— START —
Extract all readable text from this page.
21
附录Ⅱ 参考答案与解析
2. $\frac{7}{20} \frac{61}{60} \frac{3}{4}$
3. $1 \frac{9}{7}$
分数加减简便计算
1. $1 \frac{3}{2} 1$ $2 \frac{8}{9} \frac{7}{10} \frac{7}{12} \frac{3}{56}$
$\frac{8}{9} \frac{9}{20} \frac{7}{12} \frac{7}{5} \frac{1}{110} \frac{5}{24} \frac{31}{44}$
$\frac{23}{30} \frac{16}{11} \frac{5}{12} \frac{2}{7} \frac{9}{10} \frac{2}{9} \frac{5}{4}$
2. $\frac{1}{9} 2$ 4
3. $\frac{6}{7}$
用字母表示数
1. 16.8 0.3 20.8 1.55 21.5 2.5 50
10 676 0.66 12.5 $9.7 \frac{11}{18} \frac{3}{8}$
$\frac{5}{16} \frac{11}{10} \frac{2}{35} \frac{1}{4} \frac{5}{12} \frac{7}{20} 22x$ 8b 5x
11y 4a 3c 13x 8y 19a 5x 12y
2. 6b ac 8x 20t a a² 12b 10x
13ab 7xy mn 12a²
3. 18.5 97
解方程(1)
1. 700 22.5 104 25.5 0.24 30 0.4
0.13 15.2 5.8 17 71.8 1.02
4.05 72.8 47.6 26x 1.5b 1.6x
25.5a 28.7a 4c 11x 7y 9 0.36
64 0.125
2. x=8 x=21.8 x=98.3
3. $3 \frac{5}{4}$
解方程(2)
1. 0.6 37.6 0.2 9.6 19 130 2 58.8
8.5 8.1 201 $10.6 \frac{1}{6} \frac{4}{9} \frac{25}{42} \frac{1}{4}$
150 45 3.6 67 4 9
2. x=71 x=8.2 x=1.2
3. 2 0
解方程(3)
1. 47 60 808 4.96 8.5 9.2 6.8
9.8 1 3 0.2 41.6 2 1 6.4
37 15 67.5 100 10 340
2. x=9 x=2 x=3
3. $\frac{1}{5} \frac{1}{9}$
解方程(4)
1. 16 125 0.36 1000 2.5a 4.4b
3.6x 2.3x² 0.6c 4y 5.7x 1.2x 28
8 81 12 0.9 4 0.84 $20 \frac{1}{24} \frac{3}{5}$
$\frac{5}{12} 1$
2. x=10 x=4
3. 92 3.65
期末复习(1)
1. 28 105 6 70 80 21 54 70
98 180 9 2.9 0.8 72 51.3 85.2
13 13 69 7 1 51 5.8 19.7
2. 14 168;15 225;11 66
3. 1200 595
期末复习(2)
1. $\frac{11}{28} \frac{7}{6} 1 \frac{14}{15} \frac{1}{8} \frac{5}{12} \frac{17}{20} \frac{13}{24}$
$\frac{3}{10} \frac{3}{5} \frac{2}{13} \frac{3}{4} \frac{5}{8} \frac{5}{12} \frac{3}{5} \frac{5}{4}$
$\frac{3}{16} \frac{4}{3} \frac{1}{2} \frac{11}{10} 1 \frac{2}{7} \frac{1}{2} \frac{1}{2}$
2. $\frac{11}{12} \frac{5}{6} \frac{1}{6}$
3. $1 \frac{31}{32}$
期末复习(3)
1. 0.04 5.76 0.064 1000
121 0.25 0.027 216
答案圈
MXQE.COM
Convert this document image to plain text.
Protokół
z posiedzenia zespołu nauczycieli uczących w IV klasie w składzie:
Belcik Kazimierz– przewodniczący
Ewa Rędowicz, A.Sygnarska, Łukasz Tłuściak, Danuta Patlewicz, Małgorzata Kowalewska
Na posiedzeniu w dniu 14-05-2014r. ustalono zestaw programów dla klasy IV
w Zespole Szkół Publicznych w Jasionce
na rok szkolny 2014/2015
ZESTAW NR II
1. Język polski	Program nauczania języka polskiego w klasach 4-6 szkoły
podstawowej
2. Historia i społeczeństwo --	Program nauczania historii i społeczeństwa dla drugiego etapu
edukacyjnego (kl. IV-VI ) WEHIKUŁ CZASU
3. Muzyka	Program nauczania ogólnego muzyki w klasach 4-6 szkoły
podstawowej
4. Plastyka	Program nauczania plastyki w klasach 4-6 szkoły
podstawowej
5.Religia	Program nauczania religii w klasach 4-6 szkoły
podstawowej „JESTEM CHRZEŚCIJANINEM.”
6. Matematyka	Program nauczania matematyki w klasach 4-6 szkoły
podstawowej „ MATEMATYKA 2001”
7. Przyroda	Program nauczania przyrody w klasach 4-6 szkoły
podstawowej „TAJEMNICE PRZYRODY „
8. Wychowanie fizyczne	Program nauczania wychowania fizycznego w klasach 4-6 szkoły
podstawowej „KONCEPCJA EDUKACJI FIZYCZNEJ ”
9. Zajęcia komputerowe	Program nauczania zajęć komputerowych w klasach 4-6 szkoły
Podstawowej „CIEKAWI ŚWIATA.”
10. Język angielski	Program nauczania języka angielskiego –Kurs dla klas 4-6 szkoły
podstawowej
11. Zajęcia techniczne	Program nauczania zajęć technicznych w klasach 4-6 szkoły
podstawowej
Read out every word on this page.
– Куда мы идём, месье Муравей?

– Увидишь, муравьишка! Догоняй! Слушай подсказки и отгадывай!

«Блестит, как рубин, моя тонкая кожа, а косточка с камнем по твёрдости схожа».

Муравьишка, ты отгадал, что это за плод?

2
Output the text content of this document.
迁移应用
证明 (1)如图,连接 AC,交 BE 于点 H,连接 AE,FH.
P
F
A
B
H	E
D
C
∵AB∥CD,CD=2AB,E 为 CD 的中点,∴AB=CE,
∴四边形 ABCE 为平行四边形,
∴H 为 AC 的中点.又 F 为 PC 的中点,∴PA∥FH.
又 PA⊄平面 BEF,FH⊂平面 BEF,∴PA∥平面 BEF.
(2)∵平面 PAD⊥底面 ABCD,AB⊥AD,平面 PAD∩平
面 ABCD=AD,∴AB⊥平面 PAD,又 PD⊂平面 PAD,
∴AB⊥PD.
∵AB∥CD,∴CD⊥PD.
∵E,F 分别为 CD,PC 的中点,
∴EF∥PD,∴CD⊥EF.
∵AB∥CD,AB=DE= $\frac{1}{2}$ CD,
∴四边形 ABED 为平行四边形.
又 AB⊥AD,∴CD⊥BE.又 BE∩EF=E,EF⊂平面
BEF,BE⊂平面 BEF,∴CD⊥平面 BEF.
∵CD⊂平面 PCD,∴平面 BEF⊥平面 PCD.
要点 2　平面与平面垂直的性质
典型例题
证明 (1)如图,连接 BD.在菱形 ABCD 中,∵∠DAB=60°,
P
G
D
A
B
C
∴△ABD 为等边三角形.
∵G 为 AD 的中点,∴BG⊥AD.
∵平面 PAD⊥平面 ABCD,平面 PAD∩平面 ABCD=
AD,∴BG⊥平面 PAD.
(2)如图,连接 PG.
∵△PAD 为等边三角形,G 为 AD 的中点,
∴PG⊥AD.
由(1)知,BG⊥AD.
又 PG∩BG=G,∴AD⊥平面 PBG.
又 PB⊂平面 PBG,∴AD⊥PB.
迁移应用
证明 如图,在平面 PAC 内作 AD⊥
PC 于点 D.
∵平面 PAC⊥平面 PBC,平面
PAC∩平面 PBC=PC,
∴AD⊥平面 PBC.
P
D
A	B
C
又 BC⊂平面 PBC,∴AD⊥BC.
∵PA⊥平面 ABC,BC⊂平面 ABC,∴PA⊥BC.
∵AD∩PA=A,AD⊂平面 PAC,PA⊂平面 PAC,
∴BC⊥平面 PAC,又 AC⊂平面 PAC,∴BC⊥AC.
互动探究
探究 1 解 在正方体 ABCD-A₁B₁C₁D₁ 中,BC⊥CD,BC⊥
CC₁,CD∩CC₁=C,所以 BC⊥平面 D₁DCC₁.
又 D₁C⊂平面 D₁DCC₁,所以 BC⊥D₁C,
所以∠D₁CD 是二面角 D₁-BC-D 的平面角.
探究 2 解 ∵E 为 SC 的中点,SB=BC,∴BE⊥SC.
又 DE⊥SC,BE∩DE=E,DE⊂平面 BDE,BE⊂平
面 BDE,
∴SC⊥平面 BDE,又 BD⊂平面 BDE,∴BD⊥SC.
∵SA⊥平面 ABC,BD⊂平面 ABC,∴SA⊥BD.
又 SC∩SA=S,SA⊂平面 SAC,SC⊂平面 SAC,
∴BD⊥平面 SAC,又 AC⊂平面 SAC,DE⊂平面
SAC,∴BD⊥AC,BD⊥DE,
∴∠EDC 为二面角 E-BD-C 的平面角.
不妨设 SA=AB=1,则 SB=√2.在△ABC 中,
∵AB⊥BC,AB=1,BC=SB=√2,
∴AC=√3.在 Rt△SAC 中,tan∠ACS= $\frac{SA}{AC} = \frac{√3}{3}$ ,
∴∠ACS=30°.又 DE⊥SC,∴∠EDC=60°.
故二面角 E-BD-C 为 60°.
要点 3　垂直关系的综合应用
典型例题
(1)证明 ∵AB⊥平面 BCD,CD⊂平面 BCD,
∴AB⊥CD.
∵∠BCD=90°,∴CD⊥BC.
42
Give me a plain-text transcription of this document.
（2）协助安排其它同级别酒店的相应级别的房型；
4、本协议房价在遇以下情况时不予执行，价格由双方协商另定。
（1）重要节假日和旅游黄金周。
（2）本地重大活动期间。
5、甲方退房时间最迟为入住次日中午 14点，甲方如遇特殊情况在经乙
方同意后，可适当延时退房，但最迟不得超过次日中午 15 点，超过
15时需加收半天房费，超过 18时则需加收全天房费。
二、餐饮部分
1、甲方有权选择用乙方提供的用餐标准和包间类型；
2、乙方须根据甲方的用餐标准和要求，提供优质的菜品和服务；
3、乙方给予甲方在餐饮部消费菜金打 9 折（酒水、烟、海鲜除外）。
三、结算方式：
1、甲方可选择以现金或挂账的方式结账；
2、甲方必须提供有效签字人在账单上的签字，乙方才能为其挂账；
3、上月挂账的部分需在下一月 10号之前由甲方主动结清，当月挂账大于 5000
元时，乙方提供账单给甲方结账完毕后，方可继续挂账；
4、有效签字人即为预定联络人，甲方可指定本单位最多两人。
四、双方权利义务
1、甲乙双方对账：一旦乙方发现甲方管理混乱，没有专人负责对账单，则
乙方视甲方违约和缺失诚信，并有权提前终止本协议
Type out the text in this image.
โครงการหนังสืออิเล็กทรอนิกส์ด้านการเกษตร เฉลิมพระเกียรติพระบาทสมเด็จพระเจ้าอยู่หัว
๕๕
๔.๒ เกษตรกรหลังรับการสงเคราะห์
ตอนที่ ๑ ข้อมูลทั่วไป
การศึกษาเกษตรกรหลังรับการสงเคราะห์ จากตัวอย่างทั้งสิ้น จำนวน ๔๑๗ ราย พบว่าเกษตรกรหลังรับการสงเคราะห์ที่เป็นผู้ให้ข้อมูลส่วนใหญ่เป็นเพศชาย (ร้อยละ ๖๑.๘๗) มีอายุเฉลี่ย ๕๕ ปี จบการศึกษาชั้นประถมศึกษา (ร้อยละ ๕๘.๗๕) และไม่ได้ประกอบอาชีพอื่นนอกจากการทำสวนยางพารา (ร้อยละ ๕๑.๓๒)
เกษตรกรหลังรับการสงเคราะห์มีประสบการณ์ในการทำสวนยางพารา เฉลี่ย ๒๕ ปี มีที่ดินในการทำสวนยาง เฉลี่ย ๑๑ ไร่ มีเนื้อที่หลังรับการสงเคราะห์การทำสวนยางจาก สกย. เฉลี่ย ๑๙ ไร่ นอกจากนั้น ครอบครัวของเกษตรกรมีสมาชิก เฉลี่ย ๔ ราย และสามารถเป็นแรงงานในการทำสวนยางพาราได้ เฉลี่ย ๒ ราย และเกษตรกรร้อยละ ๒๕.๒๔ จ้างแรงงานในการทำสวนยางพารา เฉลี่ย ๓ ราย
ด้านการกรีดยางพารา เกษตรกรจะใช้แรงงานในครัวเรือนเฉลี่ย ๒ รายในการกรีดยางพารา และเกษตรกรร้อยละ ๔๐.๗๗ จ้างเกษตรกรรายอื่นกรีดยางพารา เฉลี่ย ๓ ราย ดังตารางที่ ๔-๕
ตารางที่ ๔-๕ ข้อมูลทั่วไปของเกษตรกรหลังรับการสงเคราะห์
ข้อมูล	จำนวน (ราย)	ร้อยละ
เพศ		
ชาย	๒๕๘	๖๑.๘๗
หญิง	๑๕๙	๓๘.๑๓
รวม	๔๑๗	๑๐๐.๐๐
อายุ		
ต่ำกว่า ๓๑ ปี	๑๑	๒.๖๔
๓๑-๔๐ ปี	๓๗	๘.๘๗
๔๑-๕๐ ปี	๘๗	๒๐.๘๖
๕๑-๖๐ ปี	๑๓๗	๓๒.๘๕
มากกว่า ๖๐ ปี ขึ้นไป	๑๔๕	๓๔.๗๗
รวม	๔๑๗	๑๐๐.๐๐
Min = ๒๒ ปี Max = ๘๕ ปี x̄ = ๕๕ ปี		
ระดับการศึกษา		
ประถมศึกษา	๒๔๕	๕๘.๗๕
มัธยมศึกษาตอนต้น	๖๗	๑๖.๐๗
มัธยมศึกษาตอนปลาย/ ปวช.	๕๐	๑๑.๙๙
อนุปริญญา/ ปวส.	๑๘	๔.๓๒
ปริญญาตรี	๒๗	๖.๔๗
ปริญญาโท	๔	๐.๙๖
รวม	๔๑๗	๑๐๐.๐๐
— END —
Problem to solve: How many lines in the listing contain "zajęć"? Answer with the number alone.

Output of the task: 2